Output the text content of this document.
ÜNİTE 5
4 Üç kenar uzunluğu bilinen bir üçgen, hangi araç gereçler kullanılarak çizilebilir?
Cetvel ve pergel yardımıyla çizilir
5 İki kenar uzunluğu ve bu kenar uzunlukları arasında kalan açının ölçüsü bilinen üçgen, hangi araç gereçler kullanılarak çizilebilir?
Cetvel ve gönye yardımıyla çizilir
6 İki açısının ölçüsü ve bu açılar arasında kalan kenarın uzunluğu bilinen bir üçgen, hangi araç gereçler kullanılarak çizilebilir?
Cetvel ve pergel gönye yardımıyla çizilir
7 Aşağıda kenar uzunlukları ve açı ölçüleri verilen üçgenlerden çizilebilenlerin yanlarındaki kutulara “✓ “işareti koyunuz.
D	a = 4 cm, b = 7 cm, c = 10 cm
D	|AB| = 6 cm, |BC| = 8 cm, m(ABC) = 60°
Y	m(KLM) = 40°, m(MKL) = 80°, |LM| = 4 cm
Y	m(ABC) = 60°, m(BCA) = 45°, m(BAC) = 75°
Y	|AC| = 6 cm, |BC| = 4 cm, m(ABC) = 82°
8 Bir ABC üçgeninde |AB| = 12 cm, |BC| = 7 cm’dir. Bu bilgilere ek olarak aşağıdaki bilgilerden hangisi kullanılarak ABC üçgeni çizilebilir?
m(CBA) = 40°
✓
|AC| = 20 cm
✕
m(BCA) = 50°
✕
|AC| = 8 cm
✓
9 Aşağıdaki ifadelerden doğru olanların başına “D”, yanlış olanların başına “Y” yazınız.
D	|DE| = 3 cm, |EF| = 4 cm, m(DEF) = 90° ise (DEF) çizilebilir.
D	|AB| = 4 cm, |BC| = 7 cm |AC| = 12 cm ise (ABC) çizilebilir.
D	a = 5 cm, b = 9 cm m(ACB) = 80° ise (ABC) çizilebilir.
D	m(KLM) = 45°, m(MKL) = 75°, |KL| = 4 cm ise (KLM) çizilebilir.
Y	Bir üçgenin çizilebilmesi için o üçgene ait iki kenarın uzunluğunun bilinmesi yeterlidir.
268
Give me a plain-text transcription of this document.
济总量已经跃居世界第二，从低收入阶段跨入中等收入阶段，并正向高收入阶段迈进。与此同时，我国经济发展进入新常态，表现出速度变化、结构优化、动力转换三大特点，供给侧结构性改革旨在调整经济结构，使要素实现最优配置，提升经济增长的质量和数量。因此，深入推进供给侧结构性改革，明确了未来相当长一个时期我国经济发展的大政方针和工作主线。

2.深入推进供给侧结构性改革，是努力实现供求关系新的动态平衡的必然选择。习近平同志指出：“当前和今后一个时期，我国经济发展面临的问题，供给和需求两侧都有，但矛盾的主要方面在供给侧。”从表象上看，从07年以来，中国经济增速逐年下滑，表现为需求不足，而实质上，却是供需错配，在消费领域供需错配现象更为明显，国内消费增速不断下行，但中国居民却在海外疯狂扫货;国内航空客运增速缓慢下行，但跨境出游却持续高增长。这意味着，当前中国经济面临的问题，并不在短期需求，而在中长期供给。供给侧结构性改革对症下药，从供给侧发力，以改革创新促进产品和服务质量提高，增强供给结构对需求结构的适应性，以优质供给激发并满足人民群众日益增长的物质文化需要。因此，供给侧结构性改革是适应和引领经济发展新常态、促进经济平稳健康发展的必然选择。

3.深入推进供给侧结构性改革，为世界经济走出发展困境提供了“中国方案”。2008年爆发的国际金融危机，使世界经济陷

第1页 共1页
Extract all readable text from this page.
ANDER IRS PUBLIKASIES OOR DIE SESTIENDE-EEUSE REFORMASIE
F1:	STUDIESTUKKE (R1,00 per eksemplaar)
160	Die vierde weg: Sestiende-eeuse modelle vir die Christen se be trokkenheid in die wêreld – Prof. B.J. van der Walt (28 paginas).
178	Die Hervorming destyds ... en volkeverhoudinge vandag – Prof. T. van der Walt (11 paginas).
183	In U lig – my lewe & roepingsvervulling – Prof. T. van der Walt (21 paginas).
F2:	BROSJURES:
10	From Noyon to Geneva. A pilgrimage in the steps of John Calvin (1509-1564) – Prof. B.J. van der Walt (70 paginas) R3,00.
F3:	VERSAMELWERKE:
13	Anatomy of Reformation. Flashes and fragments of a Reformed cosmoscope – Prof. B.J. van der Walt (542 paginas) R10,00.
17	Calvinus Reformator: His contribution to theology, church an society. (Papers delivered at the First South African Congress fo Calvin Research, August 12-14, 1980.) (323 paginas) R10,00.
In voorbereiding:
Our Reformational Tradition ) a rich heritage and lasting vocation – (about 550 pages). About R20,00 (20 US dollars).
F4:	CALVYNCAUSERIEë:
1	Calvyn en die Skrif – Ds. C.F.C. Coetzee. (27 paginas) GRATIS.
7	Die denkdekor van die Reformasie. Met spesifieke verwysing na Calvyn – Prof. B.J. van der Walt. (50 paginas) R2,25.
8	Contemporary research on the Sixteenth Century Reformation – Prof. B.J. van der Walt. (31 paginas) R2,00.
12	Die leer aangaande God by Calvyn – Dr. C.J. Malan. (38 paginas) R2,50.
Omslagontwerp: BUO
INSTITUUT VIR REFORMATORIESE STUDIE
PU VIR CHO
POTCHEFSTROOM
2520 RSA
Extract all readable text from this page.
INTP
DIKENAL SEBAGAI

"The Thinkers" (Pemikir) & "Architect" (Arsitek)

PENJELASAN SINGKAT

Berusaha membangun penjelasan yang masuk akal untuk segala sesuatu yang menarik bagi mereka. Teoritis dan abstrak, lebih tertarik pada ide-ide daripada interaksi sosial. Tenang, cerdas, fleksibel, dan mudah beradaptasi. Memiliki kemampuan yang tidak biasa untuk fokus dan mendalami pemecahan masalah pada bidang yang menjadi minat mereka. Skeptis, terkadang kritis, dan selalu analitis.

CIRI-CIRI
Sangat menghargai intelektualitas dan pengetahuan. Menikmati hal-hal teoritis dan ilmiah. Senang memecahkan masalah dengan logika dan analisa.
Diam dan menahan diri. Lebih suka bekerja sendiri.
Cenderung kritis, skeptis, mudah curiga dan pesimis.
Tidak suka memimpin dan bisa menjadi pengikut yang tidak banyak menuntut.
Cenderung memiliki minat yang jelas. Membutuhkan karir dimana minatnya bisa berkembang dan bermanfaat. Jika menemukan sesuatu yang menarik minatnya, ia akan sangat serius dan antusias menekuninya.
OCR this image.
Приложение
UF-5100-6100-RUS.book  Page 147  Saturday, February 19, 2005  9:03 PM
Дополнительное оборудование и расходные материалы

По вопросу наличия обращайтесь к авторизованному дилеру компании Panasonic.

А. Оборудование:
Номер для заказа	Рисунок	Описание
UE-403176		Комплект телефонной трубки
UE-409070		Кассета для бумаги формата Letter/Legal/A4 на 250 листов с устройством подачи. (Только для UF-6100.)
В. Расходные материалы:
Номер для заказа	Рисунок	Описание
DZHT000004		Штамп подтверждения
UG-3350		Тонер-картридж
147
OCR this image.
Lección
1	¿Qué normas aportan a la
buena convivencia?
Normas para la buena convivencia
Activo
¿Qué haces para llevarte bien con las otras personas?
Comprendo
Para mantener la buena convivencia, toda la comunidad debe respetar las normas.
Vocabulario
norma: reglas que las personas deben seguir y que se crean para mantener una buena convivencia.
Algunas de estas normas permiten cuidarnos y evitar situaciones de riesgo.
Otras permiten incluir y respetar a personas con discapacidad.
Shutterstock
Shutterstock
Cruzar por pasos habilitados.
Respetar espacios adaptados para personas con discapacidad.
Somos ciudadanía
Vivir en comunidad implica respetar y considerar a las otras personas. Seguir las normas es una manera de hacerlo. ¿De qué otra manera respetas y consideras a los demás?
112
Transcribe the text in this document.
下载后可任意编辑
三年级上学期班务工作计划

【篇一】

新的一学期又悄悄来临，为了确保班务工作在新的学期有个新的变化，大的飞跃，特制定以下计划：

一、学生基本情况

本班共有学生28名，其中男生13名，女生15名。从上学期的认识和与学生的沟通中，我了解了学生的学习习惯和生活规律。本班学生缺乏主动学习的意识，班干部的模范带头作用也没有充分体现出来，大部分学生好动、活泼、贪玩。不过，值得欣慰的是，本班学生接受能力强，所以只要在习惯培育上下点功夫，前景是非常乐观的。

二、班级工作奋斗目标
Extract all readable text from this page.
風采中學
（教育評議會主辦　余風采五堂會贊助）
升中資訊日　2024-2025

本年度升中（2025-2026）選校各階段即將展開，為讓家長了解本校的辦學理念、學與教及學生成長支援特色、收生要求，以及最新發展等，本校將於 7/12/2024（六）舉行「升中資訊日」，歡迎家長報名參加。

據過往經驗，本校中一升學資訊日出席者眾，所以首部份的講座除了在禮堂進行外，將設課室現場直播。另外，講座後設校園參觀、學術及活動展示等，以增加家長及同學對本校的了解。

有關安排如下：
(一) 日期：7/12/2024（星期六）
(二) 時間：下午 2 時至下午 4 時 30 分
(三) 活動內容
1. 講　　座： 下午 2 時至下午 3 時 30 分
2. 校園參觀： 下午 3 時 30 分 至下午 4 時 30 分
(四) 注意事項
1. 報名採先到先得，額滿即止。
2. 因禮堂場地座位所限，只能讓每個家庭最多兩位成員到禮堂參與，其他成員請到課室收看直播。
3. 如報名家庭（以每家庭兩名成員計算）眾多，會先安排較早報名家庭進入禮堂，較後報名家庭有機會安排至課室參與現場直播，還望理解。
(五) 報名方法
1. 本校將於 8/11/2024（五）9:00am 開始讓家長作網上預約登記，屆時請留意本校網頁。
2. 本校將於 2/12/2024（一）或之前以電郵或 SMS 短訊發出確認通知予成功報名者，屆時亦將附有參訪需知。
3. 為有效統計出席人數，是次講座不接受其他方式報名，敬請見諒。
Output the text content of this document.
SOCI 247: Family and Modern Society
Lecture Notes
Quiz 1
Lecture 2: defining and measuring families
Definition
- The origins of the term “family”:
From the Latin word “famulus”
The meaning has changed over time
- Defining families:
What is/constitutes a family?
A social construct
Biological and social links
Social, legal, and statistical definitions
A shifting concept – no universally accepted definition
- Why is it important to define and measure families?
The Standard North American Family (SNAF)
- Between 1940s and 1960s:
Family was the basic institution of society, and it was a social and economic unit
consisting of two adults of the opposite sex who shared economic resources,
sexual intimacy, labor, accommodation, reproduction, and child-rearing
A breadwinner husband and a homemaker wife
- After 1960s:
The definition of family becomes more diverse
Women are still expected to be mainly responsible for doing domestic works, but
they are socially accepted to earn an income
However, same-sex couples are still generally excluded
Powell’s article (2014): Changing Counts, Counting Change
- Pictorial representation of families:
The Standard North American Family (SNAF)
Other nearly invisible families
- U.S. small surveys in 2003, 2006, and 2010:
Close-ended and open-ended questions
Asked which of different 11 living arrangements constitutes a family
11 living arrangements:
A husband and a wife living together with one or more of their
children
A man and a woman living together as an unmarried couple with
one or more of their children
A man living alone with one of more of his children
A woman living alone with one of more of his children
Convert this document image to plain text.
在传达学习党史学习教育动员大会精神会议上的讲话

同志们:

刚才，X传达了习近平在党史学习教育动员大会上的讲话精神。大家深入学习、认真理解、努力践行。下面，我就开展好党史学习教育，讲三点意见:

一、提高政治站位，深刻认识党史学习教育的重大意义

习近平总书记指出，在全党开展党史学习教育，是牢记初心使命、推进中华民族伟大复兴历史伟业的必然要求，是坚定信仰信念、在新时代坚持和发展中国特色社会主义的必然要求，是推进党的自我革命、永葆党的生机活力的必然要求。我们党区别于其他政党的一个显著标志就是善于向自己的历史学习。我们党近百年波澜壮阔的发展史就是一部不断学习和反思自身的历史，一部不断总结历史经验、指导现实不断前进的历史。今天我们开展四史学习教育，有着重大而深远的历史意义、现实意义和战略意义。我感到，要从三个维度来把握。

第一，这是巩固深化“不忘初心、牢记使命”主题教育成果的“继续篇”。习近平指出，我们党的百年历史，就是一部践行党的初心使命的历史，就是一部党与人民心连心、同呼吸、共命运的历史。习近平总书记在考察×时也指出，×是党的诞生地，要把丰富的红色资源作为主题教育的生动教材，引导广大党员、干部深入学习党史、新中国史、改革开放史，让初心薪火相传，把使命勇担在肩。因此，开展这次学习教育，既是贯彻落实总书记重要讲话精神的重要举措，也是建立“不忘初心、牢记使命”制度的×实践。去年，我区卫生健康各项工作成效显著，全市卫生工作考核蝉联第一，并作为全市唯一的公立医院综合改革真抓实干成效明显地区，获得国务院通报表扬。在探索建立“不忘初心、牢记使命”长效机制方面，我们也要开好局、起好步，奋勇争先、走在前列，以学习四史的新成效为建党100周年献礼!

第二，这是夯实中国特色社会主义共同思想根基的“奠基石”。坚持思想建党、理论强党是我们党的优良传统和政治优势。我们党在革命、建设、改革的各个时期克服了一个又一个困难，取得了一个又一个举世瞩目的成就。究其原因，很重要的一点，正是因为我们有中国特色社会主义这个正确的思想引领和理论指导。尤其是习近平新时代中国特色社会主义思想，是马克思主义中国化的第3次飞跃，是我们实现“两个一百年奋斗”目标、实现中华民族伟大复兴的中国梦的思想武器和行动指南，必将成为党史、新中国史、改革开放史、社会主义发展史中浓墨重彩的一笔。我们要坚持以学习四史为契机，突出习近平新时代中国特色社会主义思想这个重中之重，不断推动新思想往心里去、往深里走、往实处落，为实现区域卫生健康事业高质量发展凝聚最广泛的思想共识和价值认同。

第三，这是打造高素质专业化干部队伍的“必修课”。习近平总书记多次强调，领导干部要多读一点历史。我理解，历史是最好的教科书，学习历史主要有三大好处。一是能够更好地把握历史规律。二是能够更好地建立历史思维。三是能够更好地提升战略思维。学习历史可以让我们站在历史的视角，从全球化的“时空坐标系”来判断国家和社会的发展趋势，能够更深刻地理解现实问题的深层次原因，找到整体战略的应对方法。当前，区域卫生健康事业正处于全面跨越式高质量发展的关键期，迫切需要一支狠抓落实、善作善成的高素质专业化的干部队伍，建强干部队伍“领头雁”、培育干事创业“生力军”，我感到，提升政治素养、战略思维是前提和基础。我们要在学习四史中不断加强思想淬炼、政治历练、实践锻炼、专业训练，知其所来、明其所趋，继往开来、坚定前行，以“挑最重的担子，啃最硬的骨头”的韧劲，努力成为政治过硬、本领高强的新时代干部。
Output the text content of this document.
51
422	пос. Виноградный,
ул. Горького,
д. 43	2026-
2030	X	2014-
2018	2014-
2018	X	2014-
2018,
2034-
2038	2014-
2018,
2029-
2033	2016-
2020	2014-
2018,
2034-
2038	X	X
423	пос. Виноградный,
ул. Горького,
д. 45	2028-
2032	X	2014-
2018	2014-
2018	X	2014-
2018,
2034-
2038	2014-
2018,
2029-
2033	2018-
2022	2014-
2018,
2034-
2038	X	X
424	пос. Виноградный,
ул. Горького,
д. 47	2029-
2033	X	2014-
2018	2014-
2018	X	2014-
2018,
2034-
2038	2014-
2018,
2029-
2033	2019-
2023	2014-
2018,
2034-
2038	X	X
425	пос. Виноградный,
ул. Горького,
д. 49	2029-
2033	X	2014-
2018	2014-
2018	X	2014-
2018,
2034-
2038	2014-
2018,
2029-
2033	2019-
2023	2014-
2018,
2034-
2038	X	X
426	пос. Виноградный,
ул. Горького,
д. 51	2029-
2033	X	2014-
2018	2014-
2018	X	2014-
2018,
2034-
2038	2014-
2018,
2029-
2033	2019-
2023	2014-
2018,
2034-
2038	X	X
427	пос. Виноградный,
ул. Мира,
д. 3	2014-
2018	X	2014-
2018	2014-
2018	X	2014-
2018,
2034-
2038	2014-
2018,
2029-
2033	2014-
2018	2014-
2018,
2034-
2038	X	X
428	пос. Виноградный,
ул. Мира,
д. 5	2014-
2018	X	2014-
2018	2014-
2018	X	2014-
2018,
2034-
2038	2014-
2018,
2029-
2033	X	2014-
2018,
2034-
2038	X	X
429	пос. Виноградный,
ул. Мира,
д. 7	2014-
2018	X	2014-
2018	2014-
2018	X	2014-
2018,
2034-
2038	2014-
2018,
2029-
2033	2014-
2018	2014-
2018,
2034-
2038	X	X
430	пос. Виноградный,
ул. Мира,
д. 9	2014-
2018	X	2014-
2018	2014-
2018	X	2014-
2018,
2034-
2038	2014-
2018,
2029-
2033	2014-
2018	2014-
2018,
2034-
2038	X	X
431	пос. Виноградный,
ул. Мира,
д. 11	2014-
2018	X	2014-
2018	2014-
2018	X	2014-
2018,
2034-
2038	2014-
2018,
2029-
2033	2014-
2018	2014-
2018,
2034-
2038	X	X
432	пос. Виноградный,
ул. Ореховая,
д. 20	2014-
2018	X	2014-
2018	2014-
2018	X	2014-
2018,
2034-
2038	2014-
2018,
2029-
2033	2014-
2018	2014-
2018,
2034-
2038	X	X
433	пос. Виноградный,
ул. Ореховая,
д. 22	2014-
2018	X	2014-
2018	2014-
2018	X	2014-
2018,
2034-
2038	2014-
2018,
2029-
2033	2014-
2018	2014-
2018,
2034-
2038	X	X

──────────

Say how many lines contain the string "plain", giving nothing but the count.

2